Take each line containing the word "使用与检验" and copy it.

====================

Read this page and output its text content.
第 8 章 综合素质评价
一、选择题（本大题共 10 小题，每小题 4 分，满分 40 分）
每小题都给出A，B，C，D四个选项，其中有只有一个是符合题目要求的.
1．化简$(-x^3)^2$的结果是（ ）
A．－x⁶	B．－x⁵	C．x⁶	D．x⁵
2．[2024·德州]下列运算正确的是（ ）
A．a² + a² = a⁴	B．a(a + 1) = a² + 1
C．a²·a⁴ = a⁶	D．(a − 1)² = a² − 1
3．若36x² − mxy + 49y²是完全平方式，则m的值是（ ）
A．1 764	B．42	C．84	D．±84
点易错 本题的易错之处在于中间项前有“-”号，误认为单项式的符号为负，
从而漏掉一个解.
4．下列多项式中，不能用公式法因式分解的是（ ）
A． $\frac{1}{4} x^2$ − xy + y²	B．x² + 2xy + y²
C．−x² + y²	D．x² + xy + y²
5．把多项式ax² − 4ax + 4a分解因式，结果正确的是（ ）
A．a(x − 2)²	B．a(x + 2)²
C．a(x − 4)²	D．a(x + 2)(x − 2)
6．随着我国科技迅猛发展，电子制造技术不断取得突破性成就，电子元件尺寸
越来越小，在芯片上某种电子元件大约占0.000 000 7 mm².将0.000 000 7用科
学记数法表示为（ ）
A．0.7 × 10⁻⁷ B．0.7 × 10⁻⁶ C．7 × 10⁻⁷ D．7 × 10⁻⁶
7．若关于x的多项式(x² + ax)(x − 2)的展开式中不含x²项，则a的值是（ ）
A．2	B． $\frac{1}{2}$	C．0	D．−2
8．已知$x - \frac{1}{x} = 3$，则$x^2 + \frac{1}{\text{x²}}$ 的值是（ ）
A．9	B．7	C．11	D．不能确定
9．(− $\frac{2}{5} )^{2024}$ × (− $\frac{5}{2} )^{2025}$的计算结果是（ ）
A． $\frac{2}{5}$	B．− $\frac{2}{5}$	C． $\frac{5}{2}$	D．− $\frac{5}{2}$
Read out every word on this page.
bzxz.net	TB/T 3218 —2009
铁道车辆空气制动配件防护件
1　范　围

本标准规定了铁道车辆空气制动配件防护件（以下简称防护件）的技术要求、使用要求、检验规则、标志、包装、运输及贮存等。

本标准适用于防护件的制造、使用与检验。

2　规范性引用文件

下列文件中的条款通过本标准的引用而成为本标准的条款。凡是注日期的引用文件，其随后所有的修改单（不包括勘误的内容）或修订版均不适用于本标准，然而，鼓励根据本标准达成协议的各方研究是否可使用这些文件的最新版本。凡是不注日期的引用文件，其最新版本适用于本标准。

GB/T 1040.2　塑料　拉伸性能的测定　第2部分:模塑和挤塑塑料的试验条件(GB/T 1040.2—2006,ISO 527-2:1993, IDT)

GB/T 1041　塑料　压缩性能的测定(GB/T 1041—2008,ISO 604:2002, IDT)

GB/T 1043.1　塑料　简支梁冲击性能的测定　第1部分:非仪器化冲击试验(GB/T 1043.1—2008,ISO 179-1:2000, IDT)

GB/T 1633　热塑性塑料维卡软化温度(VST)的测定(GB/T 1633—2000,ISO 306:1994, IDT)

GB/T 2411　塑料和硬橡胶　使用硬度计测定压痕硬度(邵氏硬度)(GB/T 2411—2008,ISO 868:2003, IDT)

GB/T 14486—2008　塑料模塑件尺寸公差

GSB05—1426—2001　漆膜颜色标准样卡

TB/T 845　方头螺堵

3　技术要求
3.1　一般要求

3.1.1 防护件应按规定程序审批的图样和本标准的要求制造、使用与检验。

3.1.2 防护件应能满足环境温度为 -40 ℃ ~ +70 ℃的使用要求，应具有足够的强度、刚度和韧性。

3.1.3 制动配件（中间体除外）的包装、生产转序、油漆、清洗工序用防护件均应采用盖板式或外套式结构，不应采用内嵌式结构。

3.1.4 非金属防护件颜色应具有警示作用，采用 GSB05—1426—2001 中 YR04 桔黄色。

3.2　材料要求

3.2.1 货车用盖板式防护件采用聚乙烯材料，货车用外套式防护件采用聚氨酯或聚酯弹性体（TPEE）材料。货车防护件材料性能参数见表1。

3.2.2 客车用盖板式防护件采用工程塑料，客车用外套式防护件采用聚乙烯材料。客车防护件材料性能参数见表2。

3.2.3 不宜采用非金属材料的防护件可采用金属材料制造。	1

====================

The answer:
本标准适用于防护件的制造、使用与检验。
3.1.1 防护件应按规定程序审批的图样和本标准的要求制造、使用与检验。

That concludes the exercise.